SHORT TASK A:
Answer these questions using the hgweb patch thread, giving each answer on its own line with the matching mark.
(i) Who is listed as the user on the changeset patch?
(ii) In which command does the patch build the "entries" list directly?
(iii) In what direction are revlogs usually read for performance reasons?
SHORT TASK B: Please extend the hgweb patch thread beyond its last line.

TEXT BLOCK:
[START]
On 01/14/2017 06:14 AM, Gregory Szorc wrote:
> On Fri, Jan 13, 2017 at 8:08 AM, Pierre-Yves David
> <pierre-yves.david@ens-lyon.org <mailto:pierre-yves.david@ens-lyon.org>>
> wrote:
>
>
>
>     On 01/13/2017 04:31 PM, Denis Laxalde wrote:
>
>         # HG changeset patch
>         # User Denis Laxalde <denis.laxalde@logilab.fr
>         <mailto:denis.laxalde@logilab.fr>>
>         # Date 1484299345 -3600
>         #      Fri Jan 13 10:22:25 2017 +0100
>         # Node ID ad41cc2eb799156b0de2dd71adeed88ec42a98d9
>         # Parent  e882c7bb5a0ba2589a44108c9a87b300a13e08df
>         hgweb: build the "entries" list directly in filelog command
>
>         There's no apparent reason to have this "entries" generator
>         function that
>         builds a list and then yields its elements in reverse order and
>         which is only
>         called to build the "entries" list. So just build the list
>         directly, in
>         reverse order.
>
>
>     revlog are usually read from 0 to max for performance reason (data
>     in N+1 might rely on data on N and last access might be cached).
>     This might explain why the list was build in one direction and then
>     reversed.
>     Can you double check if such mechanism is in play in this case?
>
>
> Your observation about desiring to iterate revlogs from 0 to max is spot
> on and this patch would normally be wrong. However, in this code `start
>> end` (as can be seen in the context just above the first changed
> line), so we're already iterating in the suboptimal direction. This
> patch actually fixes that by throwing in a reversed() of a descending
> fctx.filelog().revs()!
>
> (This confused me on first read too.)

oh, right. Thanks for pointing that out.

I've pushed that patch Thanks!

Cheers,
via Mercurial-devel - Jan. 15, 2017, 6:09 p.m.
[END]
RAW RECORDS:
[START]
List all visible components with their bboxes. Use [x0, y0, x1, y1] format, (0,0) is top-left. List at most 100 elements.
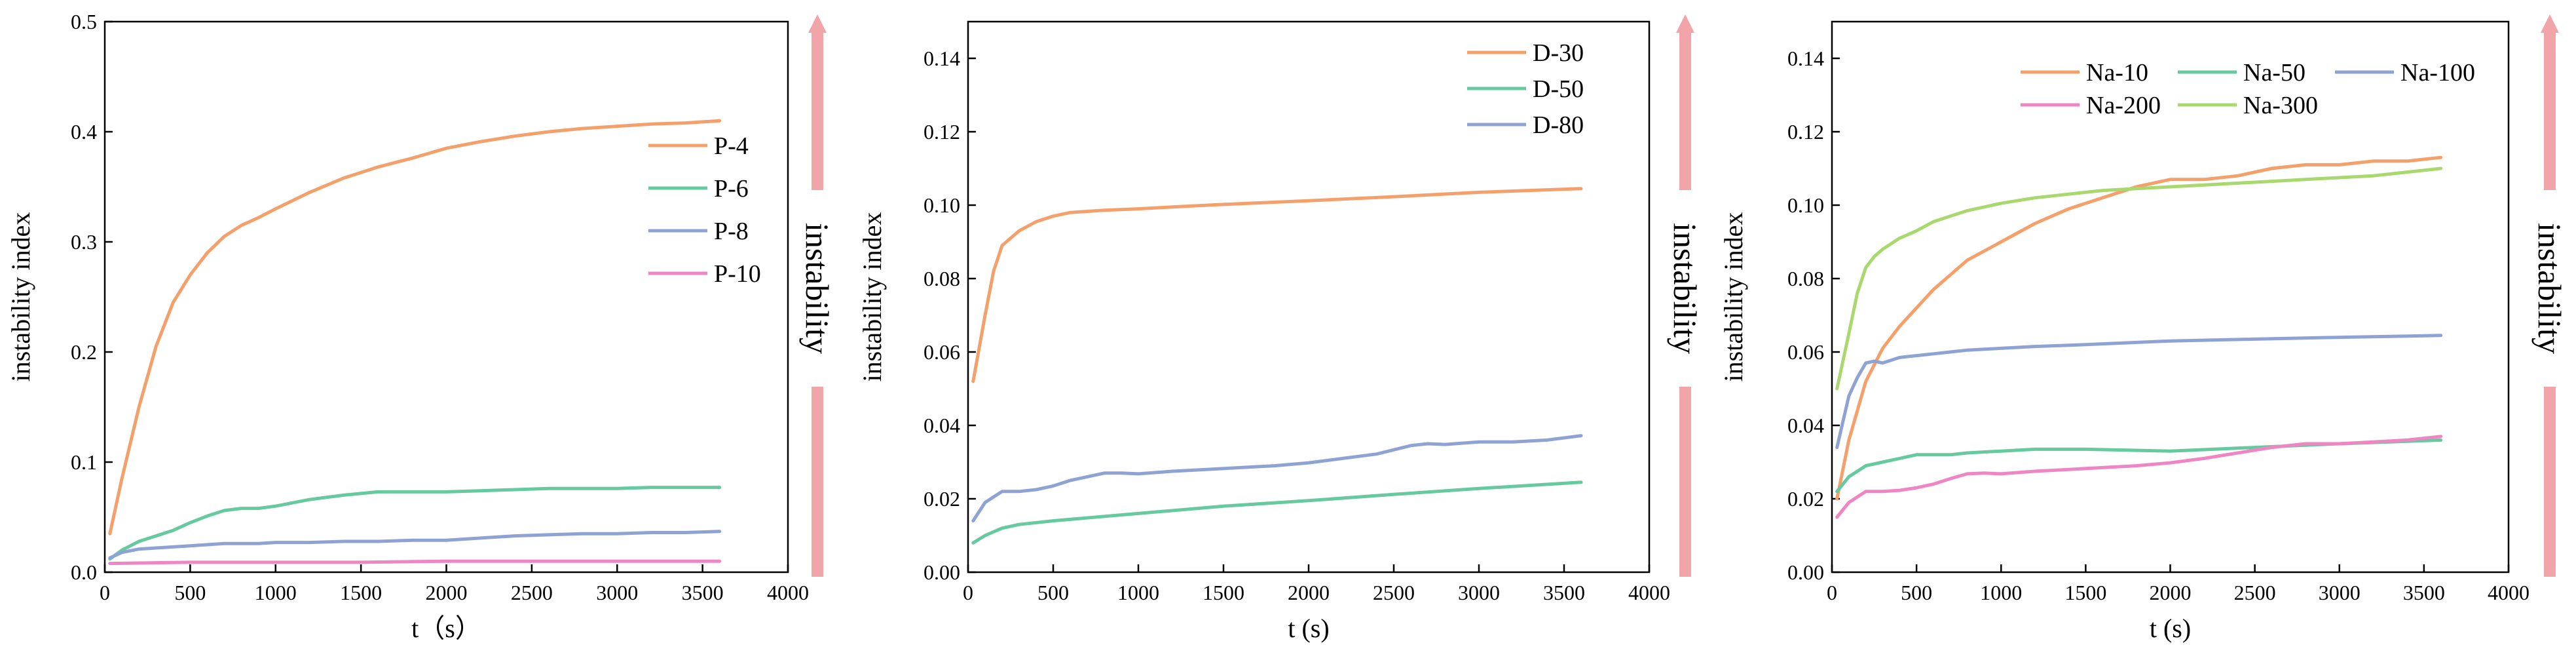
- y-tick-label: 0.1: [71, 450, 97, 474]
- x-axis-title: t（s）: [411, 613, 481, 643]
- plot-frame: [103, 20, 789, 574]
- x-tick-label: 1000: [255, 581, 297, 604]
- y-tick-label: 0.3: [71, 230, 97, 254]
- series-line-p-8: [108, 530, 722, 560]
- x-tick-label: 1000: [1117, 581, 1159, 604]
- series-line-na-100: [1835, 334, 2443, 450]
- series-line-p-6: [108, 486, 722, 561]
- x-tick-label: 3000: [2319, 581, 2361, 604]
- y-tick-label: 0.12: [924, 120, 960, 144]
- x-tick-label: 0: [1827, 581, 1837, 604]
- series-line-na-50: [1835, 438, 2443, 494]
- legend-label: P-4: [714, 132, 749, 160]
- legend: Na-10 Na-50 Na-100 Na-200 Na-300: [2021, 59, 2475, 119]
- arrow-shaft-top: [1679, 31, 1691, 190]
- y-tick-label: 0.08: [1787, 267, 1824, 290]
- y-tick-label: 0.14: [1787, 47, 1824, 70]
- x-tick-label: 500: [1901, 581, 1932, 604]
- x-tick-label: 0: [100, 581, 110, 604]
- y-axis-title: instability index: [6, 212, 35, 382]
- x-tick-label: 3500: [682, 581, 724, 604]
- chart-panel-1: 0 500 1000 1500 2000 2500 3000 3500 4000 0.0 0.1 0.…: [6, 10, 836, 643]
- series-line-p-10: [108, 559, 722, 566]
- legend-label: D-30: [1533, 39, 1584, 67]
- chart-panel-3: 0 500 1000 1500 2000 2500 3000 3500 4000 0.00 0.02…: [1719, 14, 2568, 643]
- arrow-head: [1676, 14, 1694, 33]
- x-tick-label: 3000: [596, 581, 638, 604]
- y-tick-label: 0.04: [924, 414, 960, 437]
- arrow-shaft-top: [2544, 31, 2556, 190]
- legend-label: P-10: [714, 260, 761, 288]
- x-tick-label: 500: [174, 581, 206, 604]
- x-tick-label: 2000: [1288, 581, 1330, 604]
- legend: P-4 P-6 P-8 P-10: [648, 132, 761, 288]
- x-tick-label: 3500: [2403, 581, 2445, 604]
- legend-label: Na-50: [2243, 59, 2305, 87]
- arrow-shaft-top: [812, 31, 823, 190]
- y-tick-label: 0.5: [71, 10, 97, 33]
- chart-panel-2: 0 500 1000 1500 2000 2500 3000 3500 4000 0.00 0.02…: [857, 14, 1704, 643]
- y-tick-label: 0.0: [71, 560, 97, 584]
- y-tick-label: 0.02: [1787, 487, 1824, 511]
- y-tick-label: 0.00: [924, 560, 960, 584]
- x-tick-label: 1500: [340, 581, 382, 604]
- plot-frame: [967, 20, 1651, 574]
- y-axis-title: instability index: [1719, 212, 1748, 382]
- legend-label: Na-200: [2086, 92, 2161, 119]
- series-line-na-300: [1835, 166, 2443, 391]
- y-tick-label: 0.02: [924, 487, 960, 511]
- legend-label: P-8: [714, 218, 749, 245]
- y-tick-label: 0.08: [924, 267, 960, 290]
- arrow-head: [2541, 14, 2559, 33]
- series-line-na-200: [1835, 435, 2443, 519]
- arrow-shaft-bottom: [1679, 387, 1691, 577]
- y-tick-label: 0.04: [1787, 414, 1824, 437]
- instability-label: instability: [799, 223, 836, 354]
- x-axis-title: t (s): [1288, 613, 1329, 643]
- legend: D-30 D-50 D-80: [1467, 39, 1584, 139]
- instability-arrow: instability: [799, 14, 836, 577]
- arrow-shaft-bottom: [812, 387, 823, 577]
- legend-label: Na-100: [2400, 59, 2475, 87]
- x-tick-label: 2000: [426, 581, 468, 604]
- x-tick-label: 4000: [2488, 581, 2529, 604]
- series-line-d-80: [971, 434, 1583, 523]
- x-tick-label: 1500: [1203, 581, 1244, 604]
- legend-label: D-80: [1533, 111, 1584, 139]
- y-tick-label: 0.06: [1787, 340, 1824, 364]
- series-line-na-10: [1835, 155, 2443, 501]
- x-tick-label: 2500: [2234, 581, 2276, 604]
- series-line-d-50: [971, 480, 1583, 545]
- y-tick-label: 0.2: [71, 340, 97, 364]
- legend-label: Na-300: [2243, 92, 2318, 119]
- y-tick-label: 0.10: [1787, 193, 1824, 217]
- x-tick-label: 2000: [2150, 581, 2192, 604]
- x-tick-label: 3000: [1458, 581, 1500, 604]
- plot-frame: [1831, 20, 2510, 574]
- y-axis-title: instability index: [857, 212, 887, 382]
- y-tick-label: 0.4: [71, 120, 97, 144]
- x-tick-label: 1000: [1980, 581, 2022, 604]
- series-line-p-4: [108, 119, 722, 535]
- series-line-d-30: [971, 187, 1583, 383]
- arrow-head: [808, 14, 827, 33]
- x-tick-label: 2500: [1373, 581, 1415, 604]
- y-tick-label: 0.10: [924, 193, 960, 217]
- instability-arrow: instability: [2531, 14, 2568, 577]
- legend-label: D-50: [1533, 75, 1584, 103]
- x-tick-label: 0: [963, 581, 973, 604]
- y-tick-label: 0.00: [1787, 560, 1824, 584]
- x-tick-label: 4000: [1628, 581, 1670, 604]
- arrow-shaft-bottom: [2544, 387, 2556, 577]
- y-tick-label: 0.06: [924, 340, 960, 364]
- legend-label: P-6: [714, 175, 749, 203]
- legend-label: Na-10: [2086, 59, 2148, 87]
- instability-label: instability: [1667, 223, 1704, 354]
- x-axis-title: t (s): [2150, 613, 2191, 643]
- x-tick-label: 3500: [1543, 581, 1585, 604]
- y-tick-label: 0.12: [1787, 120, 1824, 144]
- x-tick-label: 1500: [2064, 581, 2106, 604]
- x-tick-label: 500: [1037, 581, 1069, 604]
- x-tick-label: 4000: [767, 581, 809, 604]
[END]
FINAL ANSWER A:
(i) Denis Laxalde
(ii) The filelog command
(iii) From 0 to max

FINAL ANSWER B:
On Sat, Jan 14, 2017, 23:52 Pierre-Yves David <
pierre-yves.david@ens-lyon.org> wrote:

>
>
> On 01/14/2017 06:14 AM, Gregory Szorc wrote:
> > On Fri, Jan 13, 2017 at 8:08 AM, Pierre-Yves David
> > <pierre-yves.david@ens-lyon.org <mailto:pierre-yves.david@ens-lyon.org>>
> > wrote:
> >
> >
> >
> >     On 01/13/2017 04:31 PM, Denis Laxalde wrote:
> >
> >         # HG changeset patch
> >         # User Denis Laxalde <denis.laxalde@logilab.fr
> >         <mailto:denis.laxalde@logilab.fr>>
> >         # Date 1484299345 -3600
> >         #      Fri Jan 13 10:22:25 2017 +0100
> >         # Node ID ad41cc2eb799156b0de2dd71adeed88ec42a98d9
> >         # Parent  e882c7bb5a0ba2589a44108c9a87b300a13e08df
> >         hgweb: build the "entries" list directly in filelog command
> >
> >         There's no apparent reason to have this "entries" generator
> >         function that
> >         builds a list and then yields its elements in reverse order and
> >         which is only
> >         called to build the "entries" list. So just build the list
> >         directly, in
> >         reverse order.
> >
> >
> >     revlog are usually read from 0 to max for performance reason (data
> >     in N+1 might rely on data on N and last access might be cached).
> >     This might explain why the list was build in one direction and then
> >     reversed.
> >     Can you double check if such mechanism is in play in this case?
> >
> >
> > Your observation about desiring to iterate revlogs from 0 to max is spot
> > on and this patch would normally be wrong. However, in this code `start
> >> end` (as can be seen in the context just above the first changed
> > line), so we're already iterating in the suboptimal direction. This
> > patch actually fixes that by throwing in a reversed() of a descending
> > fctx.filelog().revs()!
>

These are the lines from the context:

count = fctx.filerev() + 1
start = max(0, fctx.filerev() - revcount + 1) # first rev on this page
end = min(count, start + revcount) # last rev on this page

Let's say count=100, revcount=10. Then start=90 and end=100. Since you two
(Greg and Pierre-Yves) agree that start > end, I suspect I'm just missing
something, but I couldn't figure out what.

(Btw, "start = max(0, count - revcount)" would be slightly simpler.)


>
> > (This confused me on first read too.)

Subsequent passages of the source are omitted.